● What you should do
Please return each of the entries that follow, unchanged in every word.

Segment Start: Source information

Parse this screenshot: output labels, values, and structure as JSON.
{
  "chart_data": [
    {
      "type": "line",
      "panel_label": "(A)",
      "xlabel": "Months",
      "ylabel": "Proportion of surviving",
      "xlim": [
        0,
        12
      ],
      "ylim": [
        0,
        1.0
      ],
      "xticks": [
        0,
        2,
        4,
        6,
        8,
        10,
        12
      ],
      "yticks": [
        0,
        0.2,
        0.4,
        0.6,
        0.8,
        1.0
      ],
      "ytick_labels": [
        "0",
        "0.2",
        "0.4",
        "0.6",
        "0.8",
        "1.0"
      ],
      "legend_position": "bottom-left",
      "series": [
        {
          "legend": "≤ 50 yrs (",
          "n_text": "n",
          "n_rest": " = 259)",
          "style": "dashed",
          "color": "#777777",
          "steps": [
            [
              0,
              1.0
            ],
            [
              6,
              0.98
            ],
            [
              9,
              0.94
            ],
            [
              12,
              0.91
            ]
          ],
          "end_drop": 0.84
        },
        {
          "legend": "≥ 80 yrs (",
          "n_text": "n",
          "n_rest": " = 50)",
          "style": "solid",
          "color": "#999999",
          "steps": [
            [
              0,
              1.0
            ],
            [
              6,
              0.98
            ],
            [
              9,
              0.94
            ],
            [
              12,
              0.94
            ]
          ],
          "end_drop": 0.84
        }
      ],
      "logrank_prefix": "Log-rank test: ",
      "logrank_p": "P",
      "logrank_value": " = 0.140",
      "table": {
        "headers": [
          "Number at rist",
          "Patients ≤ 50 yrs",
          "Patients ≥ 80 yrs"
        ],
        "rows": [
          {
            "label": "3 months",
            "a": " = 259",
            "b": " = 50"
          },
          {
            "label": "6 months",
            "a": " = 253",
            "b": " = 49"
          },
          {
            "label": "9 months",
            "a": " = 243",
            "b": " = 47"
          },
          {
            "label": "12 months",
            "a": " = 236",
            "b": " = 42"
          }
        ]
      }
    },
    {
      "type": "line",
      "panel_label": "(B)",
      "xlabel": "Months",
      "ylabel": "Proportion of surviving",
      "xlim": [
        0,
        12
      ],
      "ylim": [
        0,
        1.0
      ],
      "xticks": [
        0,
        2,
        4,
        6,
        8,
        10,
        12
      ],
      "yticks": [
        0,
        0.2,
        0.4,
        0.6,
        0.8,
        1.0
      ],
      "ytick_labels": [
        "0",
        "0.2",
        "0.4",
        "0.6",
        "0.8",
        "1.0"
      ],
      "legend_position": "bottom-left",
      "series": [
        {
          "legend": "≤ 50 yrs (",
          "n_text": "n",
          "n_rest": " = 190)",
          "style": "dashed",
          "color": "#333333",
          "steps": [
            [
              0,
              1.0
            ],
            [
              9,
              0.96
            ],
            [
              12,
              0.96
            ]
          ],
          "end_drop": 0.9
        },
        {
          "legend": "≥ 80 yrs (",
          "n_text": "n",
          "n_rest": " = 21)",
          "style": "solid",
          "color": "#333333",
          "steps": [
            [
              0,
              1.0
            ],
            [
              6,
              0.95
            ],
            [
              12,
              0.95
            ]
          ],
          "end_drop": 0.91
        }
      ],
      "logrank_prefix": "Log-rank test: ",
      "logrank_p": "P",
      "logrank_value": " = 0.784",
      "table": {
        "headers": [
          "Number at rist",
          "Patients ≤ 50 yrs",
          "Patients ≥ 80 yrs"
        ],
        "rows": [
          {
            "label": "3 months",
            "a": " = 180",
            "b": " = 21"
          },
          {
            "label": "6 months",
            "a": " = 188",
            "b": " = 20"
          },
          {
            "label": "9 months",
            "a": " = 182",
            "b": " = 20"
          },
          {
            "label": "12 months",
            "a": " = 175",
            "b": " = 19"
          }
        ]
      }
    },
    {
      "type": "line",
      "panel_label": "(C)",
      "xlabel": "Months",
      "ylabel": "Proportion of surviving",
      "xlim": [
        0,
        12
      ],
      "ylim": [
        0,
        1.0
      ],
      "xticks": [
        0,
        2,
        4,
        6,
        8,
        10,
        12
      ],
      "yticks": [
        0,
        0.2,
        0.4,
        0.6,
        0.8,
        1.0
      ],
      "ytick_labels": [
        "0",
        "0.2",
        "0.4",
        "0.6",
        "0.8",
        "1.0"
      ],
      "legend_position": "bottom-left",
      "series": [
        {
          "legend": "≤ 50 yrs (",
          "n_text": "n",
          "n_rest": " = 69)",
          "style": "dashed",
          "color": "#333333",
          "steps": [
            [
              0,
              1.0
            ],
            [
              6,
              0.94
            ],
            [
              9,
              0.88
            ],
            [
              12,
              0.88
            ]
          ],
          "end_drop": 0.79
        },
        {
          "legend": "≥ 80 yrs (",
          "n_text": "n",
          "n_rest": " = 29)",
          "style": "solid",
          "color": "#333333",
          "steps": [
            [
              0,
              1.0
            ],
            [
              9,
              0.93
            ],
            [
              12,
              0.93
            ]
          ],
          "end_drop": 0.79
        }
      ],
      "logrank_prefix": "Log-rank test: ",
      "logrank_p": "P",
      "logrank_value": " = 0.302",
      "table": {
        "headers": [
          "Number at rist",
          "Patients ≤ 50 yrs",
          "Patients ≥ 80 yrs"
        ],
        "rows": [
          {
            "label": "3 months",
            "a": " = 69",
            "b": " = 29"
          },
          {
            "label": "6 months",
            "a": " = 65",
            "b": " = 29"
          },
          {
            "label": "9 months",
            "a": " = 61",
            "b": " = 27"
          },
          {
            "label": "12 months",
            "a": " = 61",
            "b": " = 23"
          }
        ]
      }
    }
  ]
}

Segment End: Source information

● Expected answer
Parse this screenshot: output labels, values, and structure as JSON.
{
  "chart_data": [
    {
      "type": "line",
      "panel_label": "(A)",
      "xlabel": "Months",
      "ylabel": "Proportion of surviving",
      "xlim": [
        0,
        12
      ],
      "ylim": [
        0,
        1.0
      ],
      "xticks": [
        0,
        2,
        4,
        6,
        8,
        10,
        12
      ],
      "yticks": [
        0,
        0.2,
        0.4,
        0.6,
        0.8,
        1.0
      ],
      "ytick_labels": [
        "0",
        "0.2",
        "0.4",
        "0.6",
        "0.8",
        "1.0"
      ],
      "legend_position": "bottom-left",
      "series": [
        {
          "legend": "≤ 50 yrs (",
          "n_text": "n",
          "n_rest": " = 259)",
          "style": "dashed",
          "color": "#777777",
          "steps": [
            [
              0,
              1.0
            ],
            [
              6,
              0.98
            ],
            [
              9,
              0.94
            ],
            [
              12,
              0.91
            ]
          ],
          "end_drop": 0.84
        },
        {
          "legend": "≥ 80 yrs (",
          "n_text": "n",
          "n_rest": " = 50)",
          "style": "solid",
          "color": "#999999",
          "steps": [
            [
              0,
              1.0
            ],
            [
              6,
              0.98
            ],
            [
              9,
              0.94
            ],
            [
              12,
              0.94
            ]
          ],
          "end_drop": 0.84
        }
      ],
      "logrank_prefix": "Log-rank test: ",
      "logrank_p": "P",
      "logrank_value": " = 0.140",
      "table": {
        "headers": [
          "Number at rist",
          "Patients ≤ 50 yrs",
          "Patients ≥ 80 yrs"
        ],
        "rows": [
          {
            "label": "3 months",
            "a": " = 259",
            "b": " = 50"
          },
          {
            "label": "6 months",
            "a": " = 253",
            "b": " = 49"
          },
          {
            "label": "9 months",
            "a": " = 243",
            "b": " = 47"
          },
          {
            "label": "12 months",
            "a": " = 236",
            "b": " = 42"
          }
        ]
      }
    },
    {
      "type": "line",
      "panel_label": "(B)",
      "xlabel": "Months",
      "ylabel": "Proportion of surviving",
      "xlim": [
        0,
        12
      ],
      "ylim": [
        0,
        1.0
      ],
      "xticks": [
        0,
        2,
        4,
        6,
        8,
        10,
        12
      ],
      "yticks": [
        0,
        0.2,
        0.4,
        0.6,
        0.8,
        1.0
      ],
      "ytick_labels": [
        "0",
        "0.2",
        "0.4",
        "0.6",
        "0.8",
        "1.0"
      ],
      "legend_position": "bottom-left",
      "series": [
        {
          "legend": "≤ 50 yrs (",
          "n_text": "n",
          "n_rest": " = 190)",
          "style": "dashed",
          "color": "#333333",
          "steps": [
            [
              0,
              1.0
            ],
            [
              9,
              0.96
            ],
            [
              12,
              0.96
            ]
          ],
          "end_drop": 0.9
        },
        {
          "legend": "≥ 80 yrs (",
          "n_text": "n",
          "n_rest": " = 21)",
          "style": "solid",
          "color": "#333333",
          "steps": [
            [
              0,
              1.0
            ],
            [
              6,
              0.95
            ],
            [
              12,
              0.95
            ]
          ],
          "end_drop": 0.91
        }
      ],
      "logrank_prefix": "Log-rank test: ",
      "logrank_p": "P",
      "logrank_value": " = 0.784",
      "table": {
        "headers": [
          "Number at rist",
          "Patients ≤ 50 yrs",
          "Patients ≥ 80 yrs"
        ],
        "rows": [
          {
            "label": "3 months",
            "a": " = 180",
            "b": " = 21"
          },
          {
            "label": "6 months",
            "a": " = 188",
            "b": " = 20"
          },
          {
            "label": "9 months",
            "a": " = 182",
            "b": " = 20"
          },
          {
            "label": "12 months",
            "a": " = 175",
            "b": " = 19"
          }
        ]
      }
    },
    {
      "type": "line",
      "panel_label": "(C)",
      "xlabel": "Months",
      "ylabel": "Proportion of surviving",
      "xlim": [
        0,
        12
      ],
      "ylim": [
        0,
        1.0
      ],
      "xticks": [
        0,
        2,
        4,
        6,
        8,
        10,
        12
      ],
      "yticks": [
        0,
        0.2,
        0.4,
        0.6,
        0.8,
        1.0
      ],
      "ytick_labels": [
        "0",
        "0.2",
        "0.4",
        "0.6",
        "0.8",
        "1.0"
      ],
      "legend_position": "bottom-left",
      "series": [
        {
          "legend": "≤ 50 yrs (",
          "n_text": "n",
          "n_rest": " = 69)",
          "style": "dashed",
          "color": "#333333",
          "steps": [
            [
              0,
              1.0
            ],
            [
              6,
              0.94
            ],
            [
              9,
              0.88
            ],
            [
              12,
              0.88
            ]
          ],
          "end_drop": 0.79
        },
        {
          "legend": "≥ 80 yrs (",
          "n_text": "n",
          "n_rest": " = 29)",
          "style": "solid",
          "color": "#333333",
          "steps": [
            [
              0,
              1.0
            ],
            [
              9,
              0.93
            ],
            [
              12,
              0.93
            ]
          ],
          "end_drop": 0.79
        }
      ],
      "logrank_prefix": "Log-rank test: ",
      "logrank_p": "P",
      "logrank_value": " = 0.302",
      "table": {
        "headers": [
          "Number at rist",
          "Patients ≤ 50 yrs",
          "Patients ≥ 80 yrs"
        ],
        "rows": [
          {
            "label": "3 months",
            "a": " = 69",
            "b": " = 29"
          },
          {
            "label": "6 months",
            "a": " = 65",
            "b": " = 29"
          },
          {
            "label": "9 months",
            "a": " = 61",
            "b": " = 27"
          },
          {
            "label": "12 months",
            "a": " = 61",
            "b": " = 23"
          }
        ]
      }
    }
  ]
}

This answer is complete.